## Text provided

━━━━━━━━━━━━━━━━━━━━━━━━━━━━━━

The first known evidence of the use of cryptography (in some form) was found in an inscription carved around 1900 BC, in the main chamber of the tomb of the nobleman Khnumhotep II, in Egypt and without asymmetric encryption, the Internet as we know it would not exist, period. Follow along and check 18 Most Common Cryptography Interview Questions You'll Be Asked On Your Next Developer and Cyber Security Engineer Interview.
Data encryption translates data into another form, or code, so that only people with access to a secret key (formally called a decryption key) or password can read it. Encrypted data is commonly referred to as ciphertext, while unencrypted data is called plaintext.
In cryptography a key is a piece of information used in combination with an algorithm (a cipher) to transform plaintext into ciphertext (encryption) and vice versa (decryption).
A cipher can be reciprocal if it is used for both encryption and decryption, or non-reciprocal if a transformation to the key is required when using it in reverse.
Hash Functions provide a mapping between an arbitrary length input, and a (usually) fixed length (or smaller length) output. A hash function could be considered the same as baking a loaf of bread. You start out with inputs (flour, water, yeast, etc...) and after applying the hash function (mixing + baking), you end up with an output: a loaf of bread.
Going the other way is extraordinarily difficult - you can't really separate the bread back into flour, water, yeast - some of that was lost during the baking process, and you can never tell exactly how much water or flour or yeast was used for a particular loaf, because that information was destroyed by the hashing function (aka the oven).
Many different variants of inputs will theoretically produce identical loaves (e.g. 2 cups of water and 1 tsbp of yeast produce exactly the same loaf as 2.1 cups of water and 0.9tsbp of yeast), but given one of those loaves, you can't tell exactly what combo of inputs produced it.
Encryption Functions provide a 1:1 mapping between an arbitrary length input and output. And they are always reversible. The important thing to note is that it's reversible using some method. And it's always 1:1 for a given key. Encryption could be viewed as a safe deposit box. Whatever you put in there comes back out, as long as you possess the key with which it was locked up in the first place. It's a symmetric operation. Given a key and some input, you get a certain output. Given that output, and the same key, you'll get back the original input. It's a 1:1 mapping.
Confusion means that each binary digit (bit) of the ciphertext should depend on several parts of the key, obscuring the connections between the two. The property of confusion hides the relationship between the ciphertext and the key. This property makes it difficult to find the key from the ciphertext and if a single bit in a key is changed, the calculation of the values of most or all of the bits in the ciphertext will be affected. Confusion increases the ambiguity of ciphertext and it is used by both block and stream ciphers.

━━━━━━━━━━━━━━━━━━━━━━━━━━━━━━

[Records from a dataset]
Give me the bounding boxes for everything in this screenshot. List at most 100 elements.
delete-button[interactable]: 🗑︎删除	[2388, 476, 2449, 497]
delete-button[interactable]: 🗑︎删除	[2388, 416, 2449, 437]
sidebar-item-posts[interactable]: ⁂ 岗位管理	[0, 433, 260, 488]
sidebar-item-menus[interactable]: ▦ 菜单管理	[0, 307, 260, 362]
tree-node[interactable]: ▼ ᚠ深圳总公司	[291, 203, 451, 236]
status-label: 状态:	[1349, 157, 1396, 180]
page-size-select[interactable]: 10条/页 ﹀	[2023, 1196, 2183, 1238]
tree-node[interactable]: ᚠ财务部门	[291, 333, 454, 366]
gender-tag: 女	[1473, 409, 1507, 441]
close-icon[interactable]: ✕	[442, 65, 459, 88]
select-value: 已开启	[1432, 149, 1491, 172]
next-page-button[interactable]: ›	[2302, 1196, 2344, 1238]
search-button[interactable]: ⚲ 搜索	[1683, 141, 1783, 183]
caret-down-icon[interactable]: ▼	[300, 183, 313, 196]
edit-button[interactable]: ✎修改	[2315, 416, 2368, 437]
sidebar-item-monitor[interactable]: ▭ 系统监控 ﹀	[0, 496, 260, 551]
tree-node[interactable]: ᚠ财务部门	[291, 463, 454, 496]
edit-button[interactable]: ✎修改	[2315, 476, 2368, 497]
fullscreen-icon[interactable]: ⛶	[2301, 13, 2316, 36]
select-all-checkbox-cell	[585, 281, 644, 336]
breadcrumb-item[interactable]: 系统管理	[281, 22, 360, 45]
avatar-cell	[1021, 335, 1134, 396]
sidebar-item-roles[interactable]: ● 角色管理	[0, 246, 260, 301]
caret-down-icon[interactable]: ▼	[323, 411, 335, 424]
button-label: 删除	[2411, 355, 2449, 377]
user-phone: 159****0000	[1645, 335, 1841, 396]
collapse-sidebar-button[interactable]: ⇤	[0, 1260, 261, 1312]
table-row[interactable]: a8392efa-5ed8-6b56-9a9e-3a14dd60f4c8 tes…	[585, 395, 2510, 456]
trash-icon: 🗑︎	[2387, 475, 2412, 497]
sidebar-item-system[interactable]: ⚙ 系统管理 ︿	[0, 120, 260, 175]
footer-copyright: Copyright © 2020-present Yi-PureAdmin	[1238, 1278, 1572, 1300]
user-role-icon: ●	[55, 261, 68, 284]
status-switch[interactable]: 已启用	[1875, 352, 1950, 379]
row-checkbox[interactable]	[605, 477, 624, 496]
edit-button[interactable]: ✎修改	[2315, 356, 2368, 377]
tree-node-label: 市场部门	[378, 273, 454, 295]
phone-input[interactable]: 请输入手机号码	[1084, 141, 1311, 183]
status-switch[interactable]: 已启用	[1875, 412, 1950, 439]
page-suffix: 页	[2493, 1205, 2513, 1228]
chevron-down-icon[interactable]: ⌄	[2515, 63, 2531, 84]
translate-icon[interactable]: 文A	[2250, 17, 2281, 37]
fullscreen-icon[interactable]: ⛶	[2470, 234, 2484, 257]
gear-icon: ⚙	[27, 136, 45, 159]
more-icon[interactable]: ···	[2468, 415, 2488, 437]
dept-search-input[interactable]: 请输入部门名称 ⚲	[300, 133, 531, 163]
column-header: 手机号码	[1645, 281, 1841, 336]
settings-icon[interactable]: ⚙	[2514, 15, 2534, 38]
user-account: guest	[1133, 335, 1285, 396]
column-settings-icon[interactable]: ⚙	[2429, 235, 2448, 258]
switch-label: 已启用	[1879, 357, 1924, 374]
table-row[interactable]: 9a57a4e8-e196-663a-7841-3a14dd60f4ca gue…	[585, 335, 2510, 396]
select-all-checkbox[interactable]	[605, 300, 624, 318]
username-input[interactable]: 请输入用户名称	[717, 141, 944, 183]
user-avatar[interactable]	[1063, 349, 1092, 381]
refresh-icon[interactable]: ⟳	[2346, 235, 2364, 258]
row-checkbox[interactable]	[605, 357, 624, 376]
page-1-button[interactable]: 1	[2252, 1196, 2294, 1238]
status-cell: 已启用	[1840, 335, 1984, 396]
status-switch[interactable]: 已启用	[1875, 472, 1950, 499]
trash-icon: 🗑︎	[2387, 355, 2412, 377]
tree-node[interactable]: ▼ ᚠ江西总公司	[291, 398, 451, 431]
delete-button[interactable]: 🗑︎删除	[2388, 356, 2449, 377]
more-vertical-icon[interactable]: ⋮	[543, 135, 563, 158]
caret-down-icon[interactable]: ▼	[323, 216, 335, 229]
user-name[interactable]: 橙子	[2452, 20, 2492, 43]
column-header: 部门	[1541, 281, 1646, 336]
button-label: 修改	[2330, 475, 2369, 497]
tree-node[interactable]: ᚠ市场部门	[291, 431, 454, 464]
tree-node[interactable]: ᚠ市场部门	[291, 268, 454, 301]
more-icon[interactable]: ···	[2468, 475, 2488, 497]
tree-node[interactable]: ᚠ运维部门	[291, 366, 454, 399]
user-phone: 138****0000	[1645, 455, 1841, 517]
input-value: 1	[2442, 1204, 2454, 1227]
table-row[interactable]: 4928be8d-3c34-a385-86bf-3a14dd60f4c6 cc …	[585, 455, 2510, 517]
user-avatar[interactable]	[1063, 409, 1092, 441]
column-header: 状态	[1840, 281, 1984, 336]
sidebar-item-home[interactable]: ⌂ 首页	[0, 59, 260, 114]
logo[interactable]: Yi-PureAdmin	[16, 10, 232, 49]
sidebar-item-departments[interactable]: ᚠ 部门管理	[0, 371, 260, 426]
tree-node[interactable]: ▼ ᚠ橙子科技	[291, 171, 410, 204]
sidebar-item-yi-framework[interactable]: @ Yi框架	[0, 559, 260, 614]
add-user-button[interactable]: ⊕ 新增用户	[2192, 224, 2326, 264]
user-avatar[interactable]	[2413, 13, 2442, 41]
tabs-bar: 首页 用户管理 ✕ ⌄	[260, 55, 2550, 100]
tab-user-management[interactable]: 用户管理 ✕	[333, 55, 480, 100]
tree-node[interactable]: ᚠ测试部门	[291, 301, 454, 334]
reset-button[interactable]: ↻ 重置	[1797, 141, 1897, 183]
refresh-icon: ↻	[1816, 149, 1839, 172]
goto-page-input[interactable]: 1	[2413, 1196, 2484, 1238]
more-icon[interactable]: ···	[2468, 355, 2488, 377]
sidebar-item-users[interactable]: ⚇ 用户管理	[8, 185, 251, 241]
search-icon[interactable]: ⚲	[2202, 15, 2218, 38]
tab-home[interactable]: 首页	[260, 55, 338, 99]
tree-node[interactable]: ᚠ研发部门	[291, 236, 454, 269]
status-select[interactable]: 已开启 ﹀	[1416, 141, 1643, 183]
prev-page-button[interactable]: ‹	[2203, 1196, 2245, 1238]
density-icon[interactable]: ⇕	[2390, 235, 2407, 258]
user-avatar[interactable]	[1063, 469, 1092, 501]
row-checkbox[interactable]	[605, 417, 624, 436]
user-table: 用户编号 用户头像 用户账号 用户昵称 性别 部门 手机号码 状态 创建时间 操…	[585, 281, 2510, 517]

━━━━━━━━━━━━━━━━━━━━━━━━━━━━━━

## Brief A
Reproduce the cryptography text from "A cipher can" up to and including "it in reverse.", swapping "transformation" for "modification".
## Brief B
According to the cryptography text, what is encrypted data commonly called?

## Correct answer A
A cipher can be reciprocal if it is used for both encryption and decryption, or non-reciprocal if a modification to the key is required when using it in reverse.

## Correct answer B
Ciphertext.